start

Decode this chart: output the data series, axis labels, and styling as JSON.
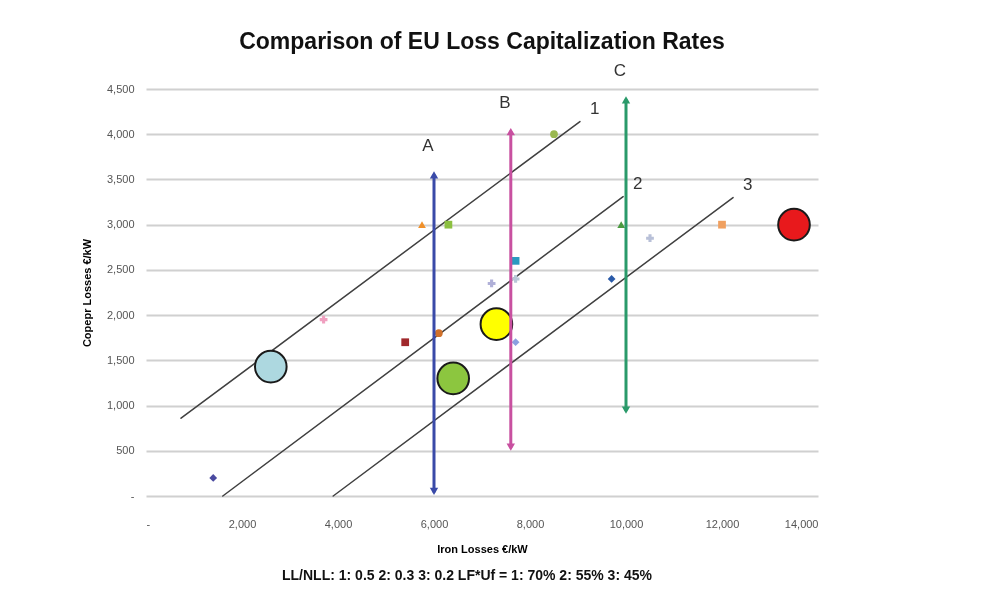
{
  "chart_data": {
    "type": "scatter",
    "title": "Comparison of EU Loss Capitalization Rates",
    "xlabel": "Iron Losses €/kW",
    "ylabel": "Copepr Losses €/kW",
    "xlim": [
      0,
      14000
    ],
    "xticks": [
      {
        "value": 0,
        "label": "-"
      },
      {
        "value": 2000,
        "label": "2,000"
      },
      {
        "value": 4000,
        "label": "4,000"
      },
      {
        "value": 6000,
        "label": "6,000"
      },
      {
        "value": 8000,
        "label": "8,000"
      },
      {
        "value": 10000,
        "label": "10,000"
      },
      {
        "value": 12000,
        "label": "12,000"
      },
      {
        "value": 14000,
        "label": "14,000"
      }
    ],
    "ylim": [
      0,
      4500
    ],
    "yticks": [
      {
        "value": 0,
        "label": "-"
      },
      {
        "value": 500,
        "label": "500"
      },
      {
        "value": 1000,
        "label": "1,000"
      },
      {
        "value": 1500,
        "label": "1,500"
      },
      {
        "value": 2000,
        "label": "2,000"
      },
      {
        "value": 2500,
        "label": "2,500"
      },
      {
        "value": 3000,
        "label": "3,000"
      },
      {
        "value": 3500,
        "label": "3,500"
      },
      {
        "value": 4000,
        "label": "4,000"
      },
      {
        "value": 4500,
        "label": "4,500"
      }
    ],
    "grid": "y",
    "series": [
      {
        "type": "line",
        "name": "1",
        "color": "#404040",
        "x": [
          730,
          9040
        ],
        "values": [
          860,
          4140
        ]
      },
      {
        "type": "line",
        "name": "2",
        "color": "#404040",
        "x": [
          1600,
          9940
        ],
        "values": [
          0,
          3310
        ]
      },
      {
        "type": "line",
        "name": "3",
        "color": "#404040",
        "x": [
          3900,
          12230
        ],
        "values": [
          0,
          3300
        ]
      },
      {
        "marker": "diamond",
        "color": "#4a4aa0",
        "x": [
          1400
        ],
        "values": [
          200
        ]
      },
      {
        "marker": "cross",
        "color": "#f0a0c0",
        "x": [
          3700
        ],
        "values": [
          1950
        ]
      },
      {
        "marker": "triangle",
        "color": "#f0902a",
        "x": [
          5750
        ],
        "values": [
          3000
        ]
      },
      {
        "marker": "square",
        "color": "#a0282c",
        "x": [
          5400
        ],
        "values": [
          1700
        ]
      },
      {
        "marker": "square",
        "color": "#8cc040",
        "x": [
          6300
        ],
        "values": [
          3000
        ]
      },
      {
        "marker": "circle",
        "color": "#9ab850",
        "x": [
          8500
        ],
        "values": [
          4000
        ]
      },
      {
        "marker": "circle",
        "color": "#d0702a",
        "x": [
          6100
        ],
        "values": [
          1800
        ]
      },
      {
        "marker": "cross",
        "color": "#b0b0d8",
        "x": [
          7200
        ],
        "values": [
          2350
        ]
      },
      {
        "marker": "square",
        "color": "#2a9ac0",
        "x": [
          7700
        ],
        "values": [
          2600
        ]
      },
      {
        "marker": "cross",
        "color": "#b8c8d8",
        "x": [
          7700
        ],
        "values": [
          2400
        ]
      },
      {
        "marker": "diamond",
        "color": "#8aa0e0",
        "x": [
          7700
        ],
        "values": [
          1700
        ]
      },
      {
        "marker": "triangle",
        "color": "#4a9a40",
        "x": [
          9900
        ],
        "values": [
          3000
        ]
      },
      {
        "marker": "diamond",
        "color": "#2a5aa8",
        "x": [
          9700
        ],
        "values": [
          2400
        ]
      },
      {
        "marker": "cross",
        "color": "#b8c0d8",
        "x": [
          10500
        ],
        "values": [
          2850
        ]
      },
      {
        "marker": "square",
        "color": "#f0a060",
        "x": [
          12000
        ],
        "values": [
          3000
        ]
      },
      {
        "type": "bubble",
        "x": [
          2600,
          6400,
          7300,
          13500
        ],
        "values": [
          1430,
          1300,
          1900,
          3000
        ],
        "sizes": [
          1,
          1,
          1,
          1
        ],
        "colors": [
          "#add8e0",
          "#8cc63f",
          "#ffff00",
          "#e8191c"
        ]
      },
      {
        "type": "line",
        "name": "A",
        "marker": "triangle",
        "color": "#3a4aa8",
        "x": [
          6000,
          6000
        ],
        "values": [
          50,
          3550
        ]
      },
      {
        "type": "line",
        "name": "B",
        "marker": "triangle",
        "color": "#c850a0",
        "x": [
          7600,
          7600
        ],
        "values": [
          540,
          4030
        ]
      },
      {
        "type": "line",
        "name": "C",
        "marker": "triangle",
        "color": "#2a9a6a",
        "x": [
          10000,
          10000
        ],
        "values": [
          950,
          4380
        ]
      }
    ],
    "annotations": [
      "LL/NLL: 1:  0.5    2: 0.3   3: 0.2   LF*Uf  =  1: 70%   2: 55%  3: 45%"
    ]
  }
}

end

Return each line of the data, keeping its wording exact and omitting pictures.

Decode this chart: output the data series, axis labels, and styling as JSON.
{
  "chart_data": {
    "type": "scatter",
    "title": "Comparison of EU Loss Capitalization Rates",
    "xlabel": "Iron Losses €/kW",
    "ylabel": "Copepr Losses €/kW",
    "xlim": [
      0,
      14000
    ],
    "xticks": [
      {
        "value": 0,
        "label": "-"
      },
      {
        "value": 2000,
        "label": "2,000"
      },
      {
        "value": 4000,
        "label": "4,000"
      },
      {
        "value": 6000,
        "label": "6,000"
      },
      {
        "value": 8000,
        "label": "8,000"
      },
      {
        "value": 10000,
        "label": "10,000"
      },
      {
        "value": 12000,
        "label": "12,000"
      },
      {
        "value": 14000,
        "label": "14,000"
      }
    ],
    "ylim": [
      0,
      4500
    ],
    "yticks": [
      {
        "value": 0,
        "label": "-"
      },
      {
        "value": 500,
        "label": "500"
      },
      {
        "value": 1000,
        "label": "1,000"
      },
      {
        "value": 1500,
        "label": "1,500"
      },
      {
        "value": 2000,
        "label": "2,000"
      },
      {
        "value": 2500,
        "label": "2,500"
      },
      {
        "value": 3000,
        "label": "3,000"
      },
      {
        "value": 3500,
        "label": "3,500"
      },
      {
        "value": 4000,
        "label": "4,000"
      },
      {
        "value": 4500,
        "label": "4,500"
      }
    ],
    "grid": "y",
    "series": [
      {
        "type": "line",
        "name": "1",
        "color": "#404040",
        "x": [
          730,
          9040
        ],
        "values": [
          860,
          4140
        ]
      },
      {
        "type": "line",
        "name": "2",
        "color": "#404040",
        "x": [
          1600,
          9940
        ],
        "values": [
          0,
          3310
        ]
      },
      {
        "type": "line",
        "name": "3",
        "color": "#404040",
        "x": [
          3900,
          12230
        ],
        "values": [
          0,
          3300
        ]
      },
      {
        "marker": "diamond",
        "color": "#4a4aa0",
        "x": [
          1400
        ],
        "values": [
          200
        ]
      },
      {
        "marker": "cross",
        "color": "#f0a0c0",
        "x": [
          3700
        ],
        "values": [
          1950
        ]
      },
      {
        "marker": "triangle",
        "color": "#f0902a",
        "x": [
          5750
        ],
        "values": [
          3000
        ]
      },
      {
        "marker": "square",
        "color": "#a0282c",
        "x": [
          5400
        ],
        "values": [
          1700
        ]
      },
      {
        "marker": "square",
        "color": "#8cc040",
        "x": [
          6300
        ],
        "values": [
          3000
        ]
      },
      {
        "marker": "circle",
        "color": "#9ab850",
        "x": [
          8500
        ],
        "values": [
          4000
        ]
      },
      {
        "marker": "circle",
        "color": "#d0702a",
        "x": [
          6100
        ],
        "values": [
          1800
        ]
      },
      {
        "marker": "cross",
        "color": "#b0b0d8",
        "x": [
          7200
        ],
        "values": [
          2350
        ]
      },
      {
        "marker": "square",
        "color": "#2a9ac0",
        "x": [
          7700
        ],
        "values": [
          2600
        ]
      },
      {
        "marker": "cross",
        "color": "#b8c8d8",
        "x": [
          7700
        ],
        "values": [
          2400
        ]
      },
      {
        "marker": "diamond",
        "color": "#8aa0e0",
        "x": [
          7700
        ],
        "values": [
          1700
        ]
      },
      {
        "marker": "triangle",
        "color": "#4a9a40",
        "x": [
          9900
        ],
        "values": [
          3000
        ]
      },
      {
        "marker": "diamond",
        "color": "#2a5aa8",
        "x": [
          9700
        ],
        "values": [
          2400
        ]
      },
      {
        "marker": "cross",
        "color": "#b8c0d8",
        "x": [
          10500
        ],
        "values": [
          2850
        ]
      },
      {
        "marker": "square",
        "color": "#f0a060",
        "x": [
          12000
        ],
        "values": [
          3000
        ]
      },
      {
        "type": "bubble",
        "x": [
          2600,
          6400,
          7300,
          13500
        ],
        "values": [
          1430,
          1300,
          1900,
          3000
        ],
        "sizes": [
          1,
          1,
          1,
          1
        ],
        "colors": [
          "#add8e0",
          "#8cc63f",
          "#ffff00",
          "#e8191c"
        ]
      },
      {
        "type": "line",
        "name": "A",
        "marker": "triangle",
        "color": "#3a4aa8",
        "x": [
          6000,
          6000
        ],
        "values": [
          50,
          3550
        ]
      },
      {
        "type": "line",
        "name": "B",
        "marker": "triangle",
        "color": "#c850a0",
        "x": [
          7600,
          7600
        ],
        "values": [
          540,
          4030
        ]
      },
      {
        "type": "line",
        "name": "C",
        "marker": "triangle",
        "color": "#2a9a6a",
        "x": [
          10000,
          10000
        ],
        "values": [
          950,
          4380
        ]
      }
    ],
    "annotations": [
      "LL/NLL: 1:  0.5    2: 0.3   3: 0.2   LF*Uf  =  1: 70%   2: 55%  3: 45%"
    ]
  }
}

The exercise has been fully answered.